- **RECORDS TO PROCESS**
☆ ☆ ☆ ☆ ☆ ☆ ☆

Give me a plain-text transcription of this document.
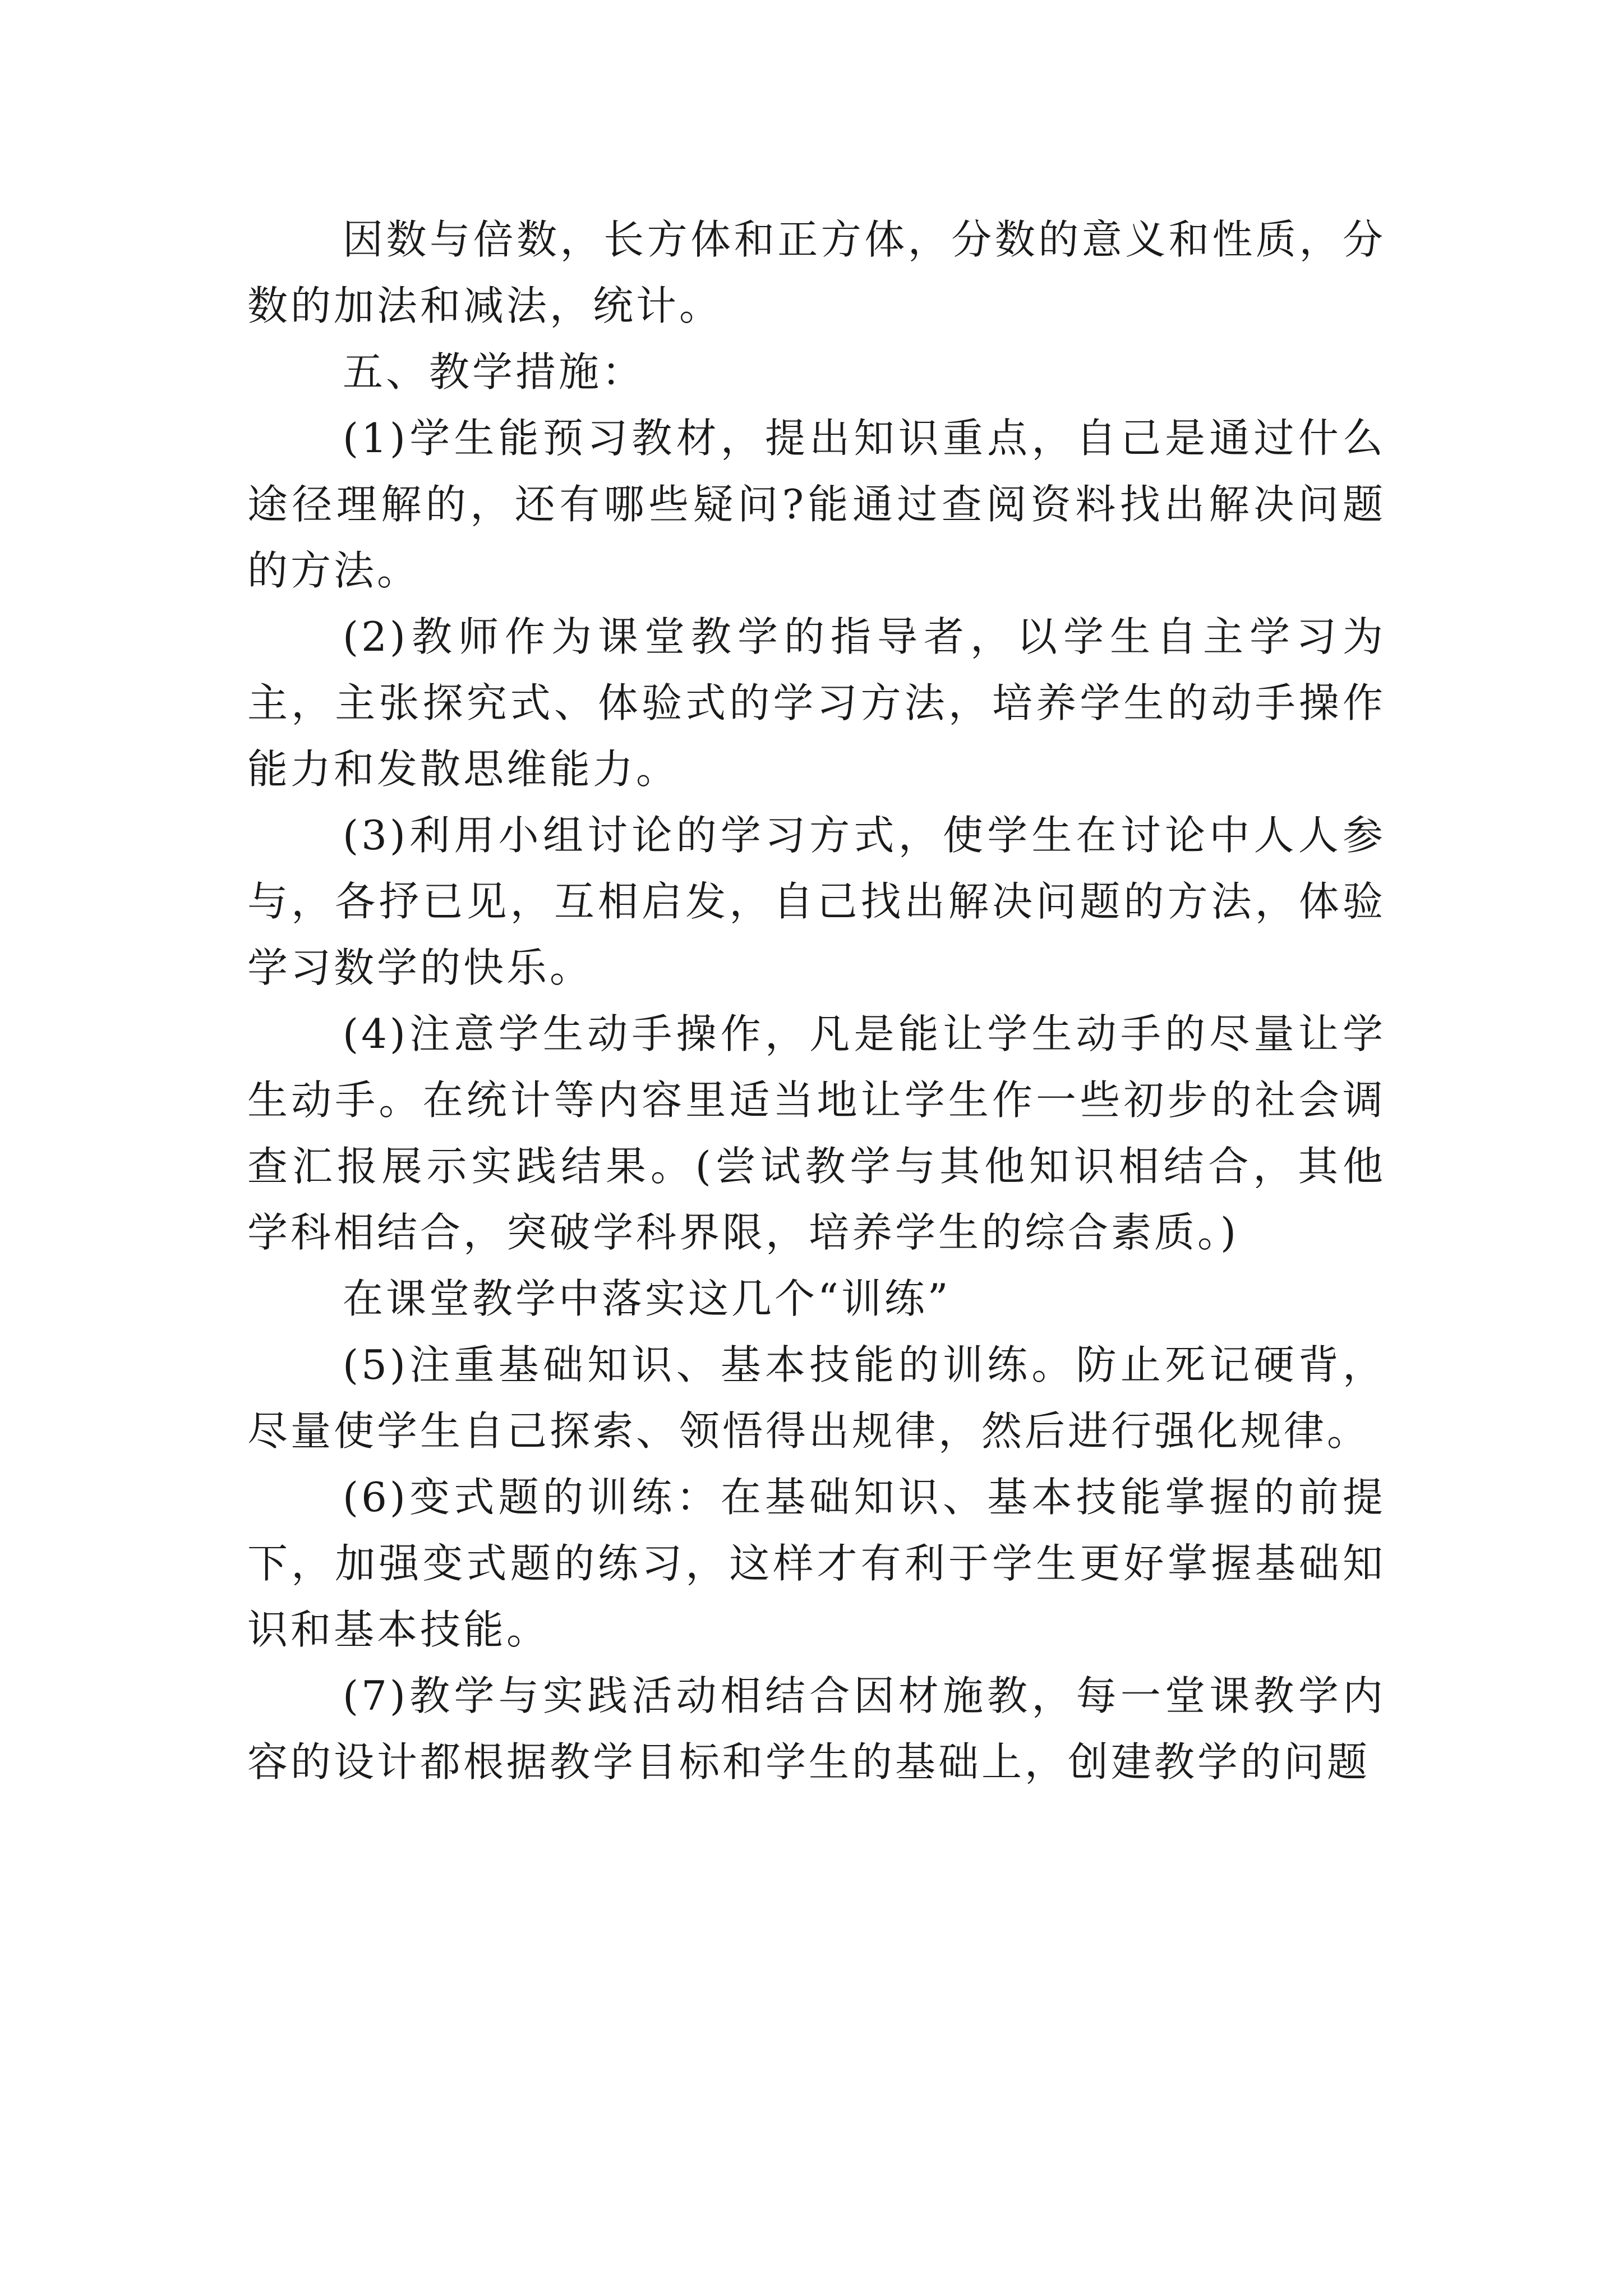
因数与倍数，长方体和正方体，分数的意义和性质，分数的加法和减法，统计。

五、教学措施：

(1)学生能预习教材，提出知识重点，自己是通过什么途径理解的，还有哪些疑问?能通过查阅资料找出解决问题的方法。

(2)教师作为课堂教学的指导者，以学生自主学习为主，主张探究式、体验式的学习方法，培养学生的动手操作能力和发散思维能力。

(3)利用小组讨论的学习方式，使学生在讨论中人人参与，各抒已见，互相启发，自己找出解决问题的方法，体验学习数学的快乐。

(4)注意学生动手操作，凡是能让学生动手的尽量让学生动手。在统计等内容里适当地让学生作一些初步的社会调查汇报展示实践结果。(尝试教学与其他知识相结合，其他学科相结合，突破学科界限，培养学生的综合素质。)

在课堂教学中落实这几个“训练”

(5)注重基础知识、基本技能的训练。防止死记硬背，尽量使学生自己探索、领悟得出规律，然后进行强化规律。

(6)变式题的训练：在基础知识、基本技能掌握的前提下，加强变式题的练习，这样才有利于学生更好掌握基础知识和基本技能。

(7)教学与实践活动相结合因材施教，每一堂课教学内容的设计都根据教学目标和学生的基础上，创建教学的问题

☆ ☆ ☆ ☆ ☆ ☆ ☆

- **GOAL**
Leave out the pictures and copy every record above exactly.

- **RESULT FOR THIS TASK**
Give me a plain-text transcription of this document.
因数与倍数，长方体和正方体，分数的意义和性质，分数的加法和减法，统计。

五、教学措施：

(1)学生能预习教材，提出知识重点，自己是通过什么途径理解的，还有哪些疑问?能通过查阅资料找出解决问题的方法。

(2)教师作为课堂教学的指导者，以学生自主学习为主，主张探究式、体验式的学习方法，培养学生的动手操作能力和发散思维能力。

(3)利用小组讨论的学习方式，使学生在讨论中人人参与，各抒已见，互相启发，自己找出解决问题的方法，体验学习数学的快乐。

(4)注意学生动手操作，凡是能让学生动手的尽量让学生动手。在统计等内容里适当地让学生作一些初步的社会调查汇报展示实践结果。(尝试教学与其他知识相结合，其他学科相结合，突破学科界限，培养学生的综合素质。)

在课堂教学中落实这几个“训练”

(5)注重基础知识、基本技能的训练。防止死记硬背，尽量使学生自己探索、领悟得出规律，然后进行强化规律。

(6)变式题的训练：在基础知识、基本技能掌握的前提下，加强变式题的练习，这样才有利于学生更好掌握基础知识和基本技能。

(7)教学与实践活动相结合因材施教，每一堂课教学内容的设计都根据教学目标和学生的基础上，创建教学的问题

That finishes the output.